Set task = Below are records; count the lines that contain "text" and give only the total.

Entries shown =
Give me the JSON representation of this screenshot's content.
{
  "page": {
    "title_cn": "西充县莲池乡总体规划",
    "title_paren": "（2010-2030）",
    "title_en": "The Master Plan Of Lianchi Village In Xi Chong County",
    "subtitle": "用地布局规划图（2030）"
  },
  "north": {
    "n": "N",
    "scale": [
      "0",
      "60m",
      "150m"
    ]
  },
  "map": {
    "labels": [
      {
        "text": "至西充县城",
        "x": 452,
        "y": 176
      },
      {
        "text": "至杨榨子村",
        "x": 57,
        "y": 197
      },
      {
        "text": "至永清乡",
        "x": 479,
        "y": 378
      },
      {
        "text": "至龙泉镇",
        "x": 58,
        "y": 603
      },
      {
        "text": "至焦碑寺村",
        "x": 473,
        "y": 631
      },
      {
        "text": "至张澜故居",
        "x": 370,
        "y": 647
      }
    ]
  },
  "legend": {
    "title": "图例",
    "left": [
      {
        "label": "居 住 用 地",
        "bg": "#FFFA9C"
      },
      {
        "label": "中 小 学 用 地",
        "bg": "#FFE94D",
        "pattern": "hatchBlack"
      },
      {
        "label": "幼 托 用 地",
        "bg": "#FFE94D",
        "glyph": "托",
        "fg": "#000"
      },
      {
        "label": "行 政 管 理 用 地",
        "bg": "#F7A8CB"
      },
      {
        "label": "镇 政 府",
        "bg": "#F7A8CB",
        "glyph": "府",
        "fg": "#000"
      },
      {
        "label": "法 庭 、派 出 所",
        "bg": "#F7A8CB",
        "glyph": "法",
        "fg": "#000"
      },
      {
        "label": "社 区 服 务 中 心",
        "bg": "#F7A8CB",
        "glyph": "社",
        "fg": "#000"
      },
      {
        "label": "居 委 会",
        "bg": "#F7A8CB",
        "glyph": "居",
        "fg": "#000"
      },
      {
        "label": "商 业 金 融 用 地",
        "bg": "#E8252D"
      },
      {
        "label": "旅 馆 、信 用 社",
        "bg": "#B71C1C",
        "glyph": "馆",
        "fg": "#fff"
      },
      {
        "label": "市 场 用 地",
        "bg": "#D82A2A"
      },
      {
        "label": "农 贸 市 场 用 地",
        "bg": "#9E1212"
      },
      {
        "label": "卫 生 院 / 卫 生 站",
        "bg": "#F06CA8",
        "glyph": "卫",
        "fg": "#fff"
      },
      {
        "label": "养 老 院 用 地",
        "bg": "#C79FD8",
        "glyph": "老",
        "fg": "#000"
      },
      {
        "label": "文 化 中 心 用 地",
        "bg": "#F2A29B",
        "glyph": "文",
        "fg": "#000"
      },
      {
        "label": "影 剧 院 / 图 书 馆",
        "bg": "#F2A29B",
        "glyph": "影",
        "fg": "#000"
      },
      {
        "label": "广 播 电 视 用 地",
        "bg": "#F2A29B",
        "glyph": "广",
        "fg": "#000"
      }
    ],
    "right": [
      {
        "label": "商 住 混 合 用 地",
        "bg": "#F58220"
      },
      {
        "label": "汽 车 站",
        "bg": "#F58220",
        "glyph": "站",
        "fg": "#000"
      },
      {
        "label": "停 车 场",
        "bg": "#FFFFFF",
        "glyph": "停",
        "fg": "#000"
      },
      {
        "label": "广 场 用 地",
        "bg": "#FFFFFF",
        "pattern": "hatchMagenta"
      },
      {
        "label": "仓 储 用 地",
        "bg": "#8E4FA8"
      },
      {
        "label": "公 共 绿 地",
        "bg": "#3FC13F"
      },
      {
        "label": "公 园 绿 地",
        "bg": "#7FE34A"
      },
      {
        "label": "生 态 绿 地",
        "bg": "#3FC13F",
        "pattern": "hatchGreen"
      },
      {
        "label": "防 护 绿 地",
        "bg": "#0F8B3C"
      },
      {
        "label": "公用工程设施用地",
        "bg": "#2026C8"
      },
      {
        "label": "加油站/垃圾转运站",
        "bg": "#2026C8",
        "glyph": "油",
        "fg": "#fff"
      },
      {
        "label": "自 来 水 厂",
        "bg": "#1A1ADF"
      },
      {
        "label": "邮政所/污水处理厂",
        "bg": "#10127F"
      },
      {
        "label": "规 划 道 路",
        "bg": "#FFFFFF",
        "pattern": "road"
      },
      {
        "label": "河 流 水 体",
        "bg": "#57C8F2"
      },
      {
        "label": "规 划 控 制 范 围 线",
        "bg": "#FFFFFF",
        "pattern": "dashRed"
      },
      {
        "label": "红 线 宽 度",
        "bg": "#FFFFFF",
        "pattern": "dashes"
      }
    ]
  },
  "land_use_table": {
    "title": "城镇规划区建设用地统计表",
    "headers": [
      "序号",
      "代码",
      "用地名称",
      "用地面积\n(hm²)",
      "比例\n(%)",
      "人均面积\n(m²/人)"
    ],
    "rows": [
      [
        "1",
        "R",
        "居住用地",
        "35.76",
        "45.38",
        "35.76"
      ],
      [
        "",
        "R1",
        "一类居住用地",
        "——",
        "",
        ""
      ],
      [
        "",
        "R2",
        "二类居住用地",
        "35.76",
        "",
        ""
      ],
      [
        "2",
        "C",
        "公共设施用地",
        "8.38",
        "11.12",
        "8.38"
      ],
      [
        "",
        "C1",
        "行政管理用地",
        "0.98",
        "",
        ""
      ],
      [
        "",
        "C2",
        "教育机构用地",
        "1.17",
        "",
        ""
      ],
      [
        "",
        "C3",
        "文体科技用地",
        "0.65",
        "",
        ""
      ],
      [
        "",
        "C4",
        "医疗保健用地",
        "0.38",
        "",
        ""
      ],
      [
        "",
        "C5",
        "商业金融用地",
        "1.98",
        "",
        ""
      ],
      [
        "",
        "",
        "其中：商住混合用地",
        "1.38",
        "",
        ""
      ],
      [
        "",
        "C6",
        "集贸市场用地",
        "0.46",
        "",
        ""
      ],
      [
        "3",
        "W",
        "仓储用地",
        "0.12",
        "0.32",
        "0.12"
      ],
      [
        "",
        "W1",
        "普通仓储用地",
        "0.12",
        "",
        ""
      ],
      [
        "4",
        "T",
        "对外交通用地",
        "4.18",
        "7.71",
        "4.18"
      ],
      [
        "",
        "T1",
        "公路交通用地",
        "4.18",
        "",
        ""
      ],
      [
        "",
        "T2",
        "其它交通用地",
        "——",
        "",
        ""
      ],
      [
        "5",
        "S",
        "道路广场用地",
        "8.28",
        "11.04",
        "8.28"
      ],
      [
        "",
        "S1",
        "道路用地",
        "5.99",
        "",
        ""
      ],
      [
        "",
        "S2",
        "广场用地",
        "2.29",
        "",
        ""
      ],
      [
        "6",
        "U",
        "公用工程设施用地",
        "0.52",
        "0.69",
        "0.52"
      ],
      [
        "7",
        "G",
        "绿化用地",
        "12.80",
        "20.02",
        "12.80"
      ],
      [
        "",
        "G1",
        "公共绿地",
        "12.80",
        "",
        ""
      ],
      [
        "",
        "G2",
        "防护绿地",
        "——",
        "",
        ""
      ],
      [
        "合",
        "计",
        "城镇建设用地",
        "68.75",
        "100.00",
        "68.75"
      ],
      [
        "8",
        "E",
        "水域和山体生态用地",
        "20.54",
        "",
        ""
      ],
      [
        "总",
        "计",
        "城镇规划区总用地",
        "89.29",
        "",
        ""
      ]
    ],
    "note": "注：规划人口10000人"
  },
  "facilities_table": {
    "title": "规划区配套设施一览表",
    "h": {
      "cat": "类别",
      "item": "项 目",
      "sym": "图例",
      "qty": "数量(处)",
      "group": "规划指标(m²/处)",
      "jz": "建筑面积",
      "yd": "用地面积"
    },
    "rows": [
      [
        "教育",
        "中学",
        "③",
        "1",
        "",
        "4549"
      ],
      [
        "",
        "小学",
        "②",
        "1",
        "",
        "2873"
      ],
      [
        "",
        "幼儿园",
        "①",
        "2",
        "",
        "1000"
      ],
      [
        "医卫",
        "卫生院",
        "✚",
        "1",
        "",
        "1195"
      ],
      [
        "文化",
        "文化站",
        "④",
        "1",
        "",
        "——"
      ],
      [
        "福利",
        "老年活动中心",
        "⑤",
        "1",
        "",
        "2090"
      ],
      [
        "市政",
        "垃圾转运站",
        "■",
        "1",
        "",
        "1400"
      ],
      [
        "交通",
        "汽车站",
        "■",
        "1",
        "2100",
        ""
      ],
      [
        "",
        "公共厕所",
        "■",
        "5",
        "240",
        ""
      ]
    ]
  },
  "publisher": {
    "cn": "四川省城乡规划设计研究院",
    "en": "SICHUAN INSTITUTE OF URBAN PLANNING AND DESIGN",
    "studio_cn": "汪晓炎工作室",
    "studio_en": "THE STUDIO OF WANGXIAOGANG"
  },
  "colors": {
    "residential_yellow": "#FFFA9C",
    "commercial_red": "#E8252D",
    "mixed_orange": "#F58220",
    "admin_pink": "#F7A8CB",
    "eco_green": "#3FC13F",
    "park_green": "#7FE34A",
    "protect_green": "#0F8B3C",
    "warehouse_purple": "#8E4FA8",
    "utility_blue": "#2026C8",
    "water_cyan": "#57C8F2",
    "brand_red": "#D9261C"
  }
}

The reply = 6